Copy the lines that follow, keeping every character the same.
___ Provided entries
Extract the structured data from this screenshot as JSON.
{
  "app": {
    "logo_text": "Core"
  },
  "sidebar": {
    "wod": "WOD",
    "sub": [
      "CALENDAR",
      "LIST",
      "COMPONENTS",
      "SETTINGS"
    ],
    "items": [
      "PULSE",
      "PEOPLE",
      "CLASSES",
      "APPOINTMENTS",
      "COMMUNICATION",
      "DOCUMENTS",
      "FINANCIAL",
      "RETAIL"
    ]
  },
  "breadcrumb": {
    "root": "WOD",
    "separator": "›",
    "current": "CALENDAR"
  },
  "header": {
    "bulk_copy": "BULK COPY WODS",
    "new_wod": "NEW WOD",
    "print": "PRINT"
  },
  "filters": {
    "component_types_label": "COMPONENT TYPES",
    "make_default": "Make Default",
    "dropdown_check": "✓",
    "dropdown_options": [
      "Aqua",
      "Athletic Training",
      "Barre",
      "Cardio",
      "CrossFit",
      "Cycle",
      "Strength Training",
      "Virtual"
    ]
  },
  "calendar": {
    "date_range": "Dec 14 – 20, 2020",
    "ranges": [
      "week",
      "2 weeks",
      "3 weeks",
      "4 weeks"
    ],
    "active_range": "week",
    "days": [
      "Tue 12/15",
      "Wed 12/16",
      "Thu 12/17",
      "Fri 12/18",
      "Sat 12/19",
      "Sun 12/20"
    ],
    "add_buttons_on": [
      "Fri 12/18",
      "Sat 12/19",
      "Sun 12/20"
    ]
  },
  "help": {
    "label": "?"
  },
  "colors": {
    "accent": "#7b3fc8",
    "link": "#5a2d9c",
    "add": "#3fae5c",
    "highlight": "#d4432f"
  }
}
______
Exercise solution.
Extract the structured data from this screenshot as JSON.
{
  "app": {
    "logo_text": "Core"
  },
  "sidebar": {
    "wod": "WOD",
    "sub": [
      "CALENDAR",
      "LIST",
      "COMPONENTS",
      "SETTINGS"
    ],
    "items": [
      "PULSE",
      "PEOPLE",
      "CLASSES",
      "APPOINTMENTS",
      "COMMUNICATION",
      "DOCUMENTS",
      "FINANCIAL",
      "RETAIL"
    ]
  },
  "breadcrumb": {
    "root": "WOD",
    "separator": "›",
    "current": "CALENDAR"
  },
  "header": {
    "bulk_copy": "BULK COPY WODS",
    "new_wod": "NEW WOD",
    "print": "PRINT"
  },
  "filters": {
    "component_types_label": "COMPONENT TYPES",
    "make_default": "Make Default",
    "dropdown_check": "✓",
    "dropdown_options": [
      "Aqua",
      "Athletic Training",
      "Barre",
      "Cardio",
      "CrossFit",
      "Cycle",
      "Strength Training",
      "Virtual"
    ]
  },
  "calendar": {
    "date_range": "Dec 14 – 20, 2020",
    "ranges": [
      "week",
      "2 weeks",
      "3 weeks",
      "4 weeks"
    ],
    "active_range": "week",
    "days": [
      "Tue 12/15",
      "Wed 12/16",
      "Thu 12/17",
      "Fri 12/18",
      "Sat 12/19",
      "Sun 12/20"
    ],
    "add_buttons_on": [
      "Fri 12/18",
      "Sat 12/19",
      "Sun 12/20"
    ]
  },
  "help": {
    "label": "?"
  },
  "colors": {
    "accent": "#7b3fc8",
    "link": "#5a2d9c",
    "add": "#3fae5c",
    "highlight": "#d4432f"
  }
}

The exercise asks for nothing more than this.